Input>
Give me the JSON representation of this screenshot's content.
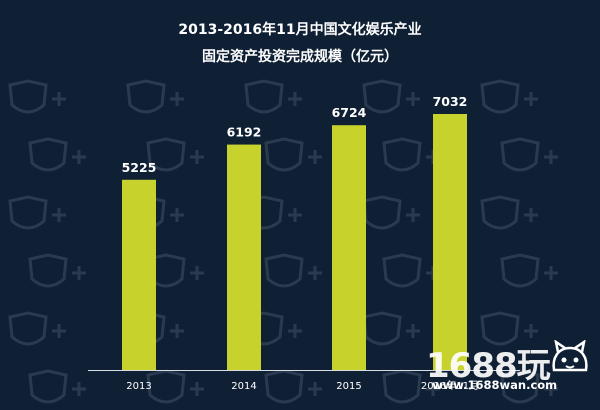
{
  "title_line1": "2013-2016年11月中国文化娱乐产业",
  "title_line2": "固定资产投资完成规模（亿元）",
  "colors": {
    "background": "#0f2035",
    "bar": "#c8d22c",
    "text": "#ffffff",
    "axis": "#d8dde3",
    "pattern": "#2a3a4f"
  },
  "watermark": {
    "brand": "1688玩",
    "url": "www.1688wan.com",
    "icon": "cat-mascot-icon"
  },
  "chart_data": {
    "type": "bar",
    "title": "2013-2016年11月中国文化娱乐产业 固定资产投资完成规模（亿元）",
    "categories": [
      "2013",
      "2014",
      "2015",
      "2016年11月"
    ],
    "values": [
      5225,
      6192,
      6724,
      7032
    ],
    "data_labels": [
      "5225",
      "6192",
      "6724",
      "7032"
    ],
    "xlabel": "",
    "ylabel": "",
    "ylim": [
      0,
      8000
    ],
    "grid": false,
    "legend": "none"
  }
}
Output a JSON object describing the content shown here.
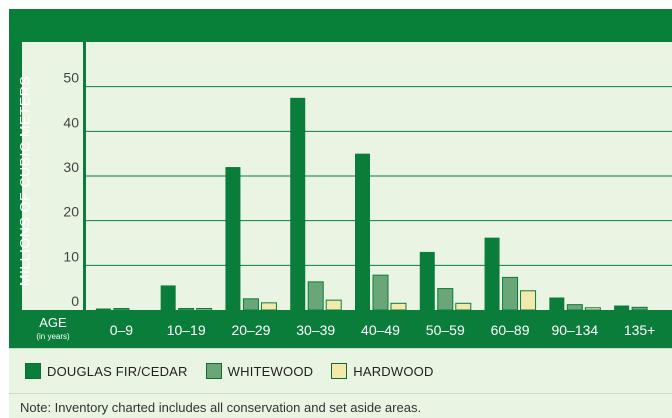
{
  "colors": {
    "header": "#08803a",
    "douglas": "#0b7d3b",
    "whitewood": "#6aa678",
    "hardwood": "#f3e9ad",
    "panel": "#e9f4e3",
    "axis": "#0b7d3b"
  },
  "legend": {
    "items": [
      {
        "label": "DOUGLAS FIR/CEDAR"
      },
      {
        "label": "WHITEWOOD"
      },
      {
        "label": "HARDWOOD"
      }
    ]
  },
  "note": "Note: Inventory charted includes all conservation and set aside areas.",
  "chart_data": {
    "type": "bar",
    "title": "",
    "ylabel": "MILLIONS OF CUBIC METERS",
    "xlabel": "AGE",
    "xlabel_sub": "(in years)",
    "ylim": [
      0,
      60
    ],
    "yticks": [
      0,
      10,
      20,
      30,
      40,
      50
    ],
    "grid": true,
    "legend_position": "bottom",
    "categories": [
      "0–9",
      "10–19",
      "20–29",
      "30–39",
      "40–49",
      "50–59",
      "60–89",
      "90–134",
      "135+"
    ],
    "series": [
      {
        "name": "DOUGLAS FIR/CEDAR",
        "values": [
          0.2,
          5.5,
          32,
          47.5,
          35,
          13,
          16.2,
          2.8,
          1
        ]
      },
      {
        "name": "WHITEWOOD",
        "values": [
          0.1,
          0.3,
          2.5,
          6.3,
          7.8,
          4.8,
          7.3,
          1.2,
          0.6
        ]
      },
      {
        "name": "HARDWOOD",
        "values": [
          0,
          0.1,
          1.6,
          2.2,
          1.5,
          1.5,
          4.3,
          0.5,
          0
        ]
      }
    ]
  }
}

What you should do> Return each full line of the entries that contains the word "固定资产投资完成规模".

Task response>
  "title_line2": "固定资产投资完成规模（亿元）",
    "title": "2013-2016年11月中国文化娱乐产业 固定资产投资完成规模（亿元）",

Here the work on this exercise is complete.